» **EXERCISE GOAL**:
Extract, from the records beneath this instruction, each line that contains the word "content".

Dataset entries
★ ★ ★
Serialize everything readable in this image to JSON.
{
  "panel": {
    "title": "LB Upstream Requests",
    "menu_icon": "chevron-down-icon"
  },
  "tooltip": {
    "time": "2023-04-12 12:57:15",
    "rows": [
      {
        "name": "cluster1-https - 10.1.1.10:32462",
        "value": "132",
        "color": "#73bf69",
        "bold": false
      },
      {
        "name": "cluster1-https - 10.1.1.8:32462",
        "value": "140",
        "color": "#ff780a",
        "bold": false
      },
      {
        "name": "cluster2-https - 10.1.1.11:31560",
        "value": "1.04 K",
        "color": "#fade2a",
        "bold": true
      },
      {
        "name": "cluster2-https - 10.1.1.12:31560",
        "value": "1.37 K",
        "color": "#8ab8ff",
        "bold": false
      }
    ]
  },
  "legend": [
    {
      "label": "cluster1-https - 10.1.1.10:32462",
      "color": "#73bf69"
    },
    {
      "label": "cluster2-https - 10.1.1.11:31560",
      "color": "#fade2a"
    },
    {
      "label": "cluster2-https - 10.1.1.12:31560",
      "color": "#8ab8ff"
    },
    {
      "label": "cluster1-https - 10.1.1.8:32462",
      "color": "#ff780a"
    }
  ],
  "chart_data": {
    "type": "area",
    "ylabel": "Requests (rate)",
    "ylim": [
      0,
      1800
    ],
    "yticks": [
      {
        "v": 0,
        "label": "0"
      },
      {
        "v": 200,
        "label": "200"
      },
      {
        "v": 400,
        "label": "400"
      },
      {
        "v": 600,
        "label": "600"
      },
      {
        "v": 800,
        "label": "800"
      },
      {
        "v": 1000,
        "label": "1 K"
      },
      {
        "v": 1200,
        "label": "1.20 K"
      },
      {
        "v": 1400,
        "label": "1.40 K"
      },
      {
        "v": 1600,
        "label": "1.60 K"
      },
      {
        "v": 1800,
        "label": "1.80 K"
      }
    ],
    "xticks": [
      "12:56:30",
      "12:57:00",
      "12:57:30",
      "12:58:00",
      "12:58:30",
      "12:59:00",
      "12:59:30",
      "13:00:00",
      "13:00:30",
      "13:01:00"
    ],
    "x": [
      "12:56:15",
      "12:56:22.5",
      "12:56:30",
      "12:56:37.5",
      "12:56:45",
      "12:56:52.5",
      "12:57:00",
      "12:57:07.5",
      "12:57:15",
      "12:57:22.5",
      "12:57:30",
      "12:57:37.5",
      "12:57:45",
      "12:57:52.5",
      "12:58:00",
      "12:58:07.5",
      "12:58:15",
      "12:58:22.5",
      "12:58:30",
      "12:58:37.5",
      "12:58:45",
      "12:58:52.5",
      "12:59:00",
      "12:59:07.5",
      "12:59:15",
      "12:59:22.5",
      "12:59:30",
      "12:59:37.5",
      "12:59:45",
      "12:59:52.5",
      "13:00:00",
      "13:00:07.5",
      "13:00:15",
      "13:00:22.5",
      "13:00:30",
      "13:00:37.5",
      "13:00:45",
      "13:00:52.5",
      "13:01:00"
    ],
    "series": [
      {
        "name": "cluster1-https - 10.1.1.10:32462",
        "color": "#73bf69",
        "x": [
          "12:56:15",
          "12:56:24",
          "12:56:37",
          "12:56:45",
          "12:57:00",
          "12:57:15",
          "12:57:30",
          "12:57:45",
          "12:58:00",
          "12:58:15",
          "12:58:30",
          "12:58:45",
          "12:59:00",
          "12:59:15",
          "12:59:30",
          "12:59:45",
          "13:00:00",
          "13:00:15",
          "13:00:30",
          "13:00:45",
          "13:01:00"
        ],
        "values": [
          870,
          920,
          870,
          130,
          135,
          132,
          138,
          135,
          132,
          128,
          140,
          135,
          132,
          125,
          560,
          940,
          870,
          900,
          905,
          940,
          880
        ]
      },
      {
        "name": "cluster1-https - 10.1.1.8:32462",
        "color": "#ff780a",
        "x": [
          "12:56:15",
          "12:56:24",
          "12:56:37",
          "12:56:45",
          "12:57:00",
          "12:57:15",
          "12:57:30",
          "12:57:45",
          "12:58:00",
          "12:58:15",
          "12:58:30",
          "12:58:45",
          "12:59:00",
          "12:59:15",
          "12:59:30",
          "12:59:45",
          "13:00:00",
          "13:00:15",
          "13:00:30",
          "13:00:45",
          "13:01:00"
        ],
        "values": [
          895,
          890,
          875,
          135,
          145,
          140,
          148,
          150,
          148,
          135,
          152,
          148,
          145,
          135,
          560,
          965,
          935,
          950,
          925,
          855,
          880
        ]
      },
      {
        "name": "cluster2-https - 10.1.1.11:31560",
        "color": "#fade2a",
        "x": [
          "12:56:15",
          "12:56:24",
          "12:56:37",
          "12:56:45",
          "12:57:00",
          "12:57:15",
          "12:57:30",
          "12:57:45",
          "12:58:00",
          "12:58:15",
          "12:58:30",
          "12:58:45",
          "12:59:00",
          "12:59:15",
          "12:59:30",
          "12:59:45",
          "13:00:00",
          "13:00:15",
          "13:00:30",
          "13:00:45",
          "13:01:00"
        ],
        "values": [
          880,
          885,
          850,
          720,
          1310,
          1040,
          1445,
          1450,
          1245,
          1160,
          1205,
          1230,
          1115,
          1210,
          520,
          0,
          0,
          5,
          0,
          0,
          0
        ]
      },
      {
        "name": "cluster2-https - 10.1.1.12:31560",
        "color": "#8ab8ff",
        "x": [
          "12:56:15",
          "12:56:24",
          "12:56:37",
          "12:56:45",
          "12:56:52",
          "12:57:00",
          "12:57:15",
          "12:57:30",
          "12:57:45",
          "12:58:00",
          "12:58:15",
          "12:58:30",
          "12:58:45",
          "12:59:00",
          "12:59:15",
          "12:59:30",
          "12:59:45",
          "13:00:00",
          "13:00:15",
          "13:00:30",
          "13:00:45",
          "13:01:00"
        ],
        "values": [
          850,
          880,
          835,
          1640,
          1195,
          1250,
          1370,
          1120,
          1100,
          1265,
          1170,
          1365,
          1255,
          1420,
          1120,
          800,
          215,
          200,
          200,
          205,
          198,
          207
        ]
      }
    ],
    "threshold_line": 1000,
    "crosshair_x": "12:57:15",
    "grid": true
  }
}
★ ★ ★
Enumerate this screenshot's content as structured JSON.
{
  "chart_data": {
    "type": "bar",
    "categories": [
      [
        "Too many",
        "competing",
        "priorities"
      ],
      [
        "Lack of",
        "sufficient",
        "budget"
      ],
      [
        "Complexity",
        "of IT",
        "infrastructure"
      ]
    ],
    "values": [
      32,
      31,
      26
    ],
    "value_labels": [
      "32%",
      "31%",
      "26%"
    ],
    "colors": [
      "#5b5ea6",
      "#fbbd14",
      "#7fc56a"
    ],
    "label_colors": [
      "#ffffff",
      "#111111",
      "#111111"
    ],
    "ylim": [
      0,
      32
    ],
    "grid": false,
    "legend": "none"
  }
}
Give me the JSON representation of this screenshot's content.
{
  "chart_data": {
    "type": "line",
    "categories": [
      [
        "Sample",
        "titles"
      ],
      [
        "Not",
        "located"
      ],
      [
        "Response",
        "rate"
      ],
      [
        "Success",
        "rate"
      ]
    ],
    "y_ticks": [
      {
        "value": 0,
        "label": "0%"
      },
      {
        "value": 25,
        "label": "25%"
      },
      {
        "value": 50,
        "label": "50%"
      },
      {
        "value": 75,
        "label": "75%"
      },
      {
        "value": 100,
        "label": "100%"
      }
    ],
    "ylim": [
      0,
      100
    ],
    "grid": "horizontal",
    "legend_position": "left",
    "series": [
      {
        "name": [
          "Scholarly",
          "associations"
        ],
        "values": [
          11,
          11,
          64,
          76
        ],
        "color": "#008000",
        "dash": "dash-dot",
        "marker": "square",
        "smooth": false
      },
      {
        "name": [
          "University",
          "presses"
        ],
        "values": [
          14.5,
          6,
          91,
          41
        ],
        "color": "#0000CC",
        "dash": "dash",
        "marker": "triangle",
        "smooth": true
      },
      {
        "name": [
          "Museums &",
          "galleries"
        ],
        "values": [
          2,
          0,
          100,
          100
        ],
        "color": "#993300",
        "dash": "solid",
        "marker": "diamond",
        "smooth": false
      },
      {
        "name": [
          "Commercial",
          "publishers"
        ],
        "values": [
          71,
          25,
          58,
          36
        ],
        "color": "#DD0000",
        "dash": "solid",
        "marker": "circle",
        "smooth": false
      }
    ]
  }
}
★ ★ ★
» **PROBLEM SOLUTION**:
Enumerate this screenshot's content as structured JSON.
Give me the JSON representation of this screenshot's content.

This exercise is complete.